(Data items)
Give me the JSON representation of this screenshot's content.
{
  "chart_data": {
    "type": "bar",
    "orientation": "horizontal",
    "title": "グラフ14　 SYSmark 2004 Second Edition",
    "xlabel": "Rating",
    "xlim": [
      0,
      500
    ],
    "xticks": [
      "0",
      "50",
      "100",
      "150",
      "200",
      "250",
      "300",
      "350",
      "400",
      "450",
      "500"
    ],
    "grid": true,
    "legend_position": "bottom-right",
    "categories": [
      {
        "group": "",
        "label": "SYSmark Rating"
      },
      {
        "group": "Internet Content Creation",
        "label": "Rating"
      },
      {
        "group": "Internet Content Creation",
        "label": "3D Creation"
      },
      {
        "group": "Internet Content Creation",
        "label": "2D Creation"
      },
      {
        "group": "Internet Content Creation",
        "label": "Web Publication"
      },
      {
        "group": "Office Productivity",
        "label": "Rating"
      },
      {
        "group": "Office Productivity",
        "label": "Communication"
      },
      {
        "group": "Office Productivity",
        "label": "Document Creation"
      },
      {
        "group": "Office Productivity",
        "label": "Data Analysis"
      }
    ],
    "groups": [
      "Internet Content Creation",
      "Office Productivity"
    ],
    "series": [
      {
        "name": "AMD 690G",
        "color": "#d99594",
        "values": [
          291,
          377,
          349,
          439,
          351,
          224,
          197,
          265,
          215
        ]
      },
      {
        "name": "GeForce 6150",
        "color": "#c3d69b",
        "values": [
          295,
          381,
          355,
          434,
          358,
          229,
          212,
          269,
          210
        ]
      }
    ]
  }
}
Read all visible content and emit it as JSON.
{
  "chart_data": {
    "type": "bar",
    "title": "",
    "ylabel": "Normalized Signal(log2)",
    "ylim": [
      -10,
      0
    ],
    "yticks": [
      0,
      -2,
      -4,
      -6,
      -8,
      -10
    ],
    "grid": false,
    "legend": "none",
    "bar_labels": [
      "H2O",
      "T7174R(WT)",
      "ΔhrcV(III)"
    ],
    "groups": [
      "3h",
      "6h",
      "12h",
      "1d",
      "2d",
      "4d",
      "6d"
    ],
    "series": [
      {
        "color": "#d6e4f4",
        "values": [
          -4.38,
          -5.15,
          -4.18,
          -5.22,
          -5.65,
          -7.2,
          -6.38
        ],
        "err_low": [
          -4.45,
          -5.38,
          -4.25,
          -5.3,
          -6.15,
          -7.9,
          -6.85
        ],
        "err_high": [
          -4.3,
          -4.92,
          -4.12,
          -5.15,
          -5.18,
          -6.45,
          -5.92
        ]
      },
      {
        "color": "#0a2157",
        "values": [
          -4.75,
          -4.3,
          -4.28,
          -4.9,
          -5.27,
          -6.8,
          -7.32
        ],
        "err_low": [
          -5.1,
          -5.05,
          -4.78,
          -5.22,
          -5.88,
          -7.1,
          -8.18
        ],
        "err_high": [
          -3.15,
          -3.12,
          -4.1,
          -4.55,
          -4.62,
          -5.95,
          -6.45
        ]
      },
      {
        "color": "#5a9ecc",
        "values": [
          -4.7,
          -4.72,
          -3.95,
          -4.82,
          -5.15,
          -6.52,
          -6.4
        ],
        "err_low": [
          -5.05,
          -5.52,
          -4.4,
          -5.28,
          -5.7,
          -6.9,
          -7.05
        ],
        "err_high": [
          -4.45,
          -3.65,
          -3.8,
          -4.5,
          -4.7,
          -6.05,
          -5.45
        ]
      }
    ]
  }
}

### CHALLENGE
Make an exact copy of the listing, including every line.

### RESULT OF THE EXERCISE
Give me the JSON representation of this screenshot's content.
{
  "chart_data": {
    "type": "bar",
    "orientation": "horizontal",
    "title": "グラフ14　 SYSmark 2004 Second Edition",
    "xlabel": "Rating",
    "xlim": [
      0,
      500
    ],
    "xticks": [
      "0",
      "50",
      "100",
      "150",
      "200",
      "250",
      "300",
      "350",
      "400",
      "450",
      "500"
    ],
    "grid": true,
    "legend_position": "bottom-right",
    "categories": [
      {
        "group": "",
        "label": "SYSmark Rating"
      },
      {
        "group": "Internet Content Creation",
        "label": "Rating"
      },
      {
        "group": "Internet Content Creation",
        "label": "3D Creation"
      },
      {
        "group": "Internet Content Creation",
        "label": "2D Creation"
      },
      {
        "group": "Internet Content Creation",
        "label": "Web Publication"
      },
      {
        "group": "Office Productivity",
        "label": "Rating"
      },
      {
        "group": "Office Productivity",
        "label": "Communication"
      },
      {
        "group": "Office Productivity",
        "label": "Document Creation"
      },
      {
        "group": "Office Productivity",
        "label": "Data Analysis"
      }
    ],
    "groups": [
      "Internet Content Creation",
      "Office Productivity"
    ],
    "series": [
      {
        "name": "AMD 690G",
        "color": "#d99594",
        "values": [
          291,
          377,
          349,
          439,
          351,
          224,
          197,
          265,
          215
        ]
      },
      {
        "name": "GeForce 6150",
        "color": "#c3d69b",
        "values": [
          295,
          381,
          355,
          434,
          358,
          229,
          212,
          269,
          210
        ]
      }
    ]
  }
}
Read all visible content and emit it as JSON.
{
  "chart_data": {
    "type": "bar",
    "title": "",
    "ylabel": "Normalized Signal(log2)",
    "ylim": [
      -10,
      0
    ],
    "yticks": [
      0,
      -2,
      -4,
      -6,
      -8,
      -10
    ],
    "grid": false,
    "legend": "none",
    "bar_labels": [
      "H2O",
      "T7174R(WT)",
      "ΔhrcV(III)"
    ],
    "groups": [
      "3h",
      "6h",
      "12h",
      "1d",
      "2d",
      "4d",
      "6d"
    ],
    "series": [
      {
        "color": "#d6e4f4",
        "values": [
          -4.38,
          -5.15,
          -4.18,
          -5.22,
          -5.65,
          -7.2,
          -6.38
        ],
        "err_low": [
          -4.45,
          -5.38,
          -4.25,
          -5.3,
          -6.15,
          -7.9,
          -6.85
        ],
        "err_high": [
          -4.3,
          -4.92,
          -4.12,
          -5.15,
          -5.18,
          -6.45,
          -5.92
        ]
      },
      {
        "color": "#0a2157",
        "values": [
          -4.75,
          -4.3,
          -4.28,
          -4.9,
          -5.27,
          -6.8,
          -7.32
        ],
        "err_low": [
          -5.1,
          -5.05,
          -4.78,
          -5.22,
          -5.88,
          -7.1,
          -8.18
        ],
        "err_high": [
          -3.15,
          -3.12,
          -4.1,
          -4.55,
          -4.62,
          -5.95,
          -6.45
        ]
      },
      {
        "color": "#5a9ecc",
        "values": [
          -4.7,
          -4.72,
          -3.95,
          -4.82,
          -5.15,
          -6.52,
          -6.4
        ],
        "err_low": [
          -5.05,
          -5.52,
          -4.4,
          -5.28,
          -5.7,
          -6.9,
          -7.05
        ],
        "err_high": [
          -4.45,
          -3.65,
          -3.8,
          -4.5,
          -4.7,
          -6.05,
          -5.45
        ]
      }
    ]
  }
}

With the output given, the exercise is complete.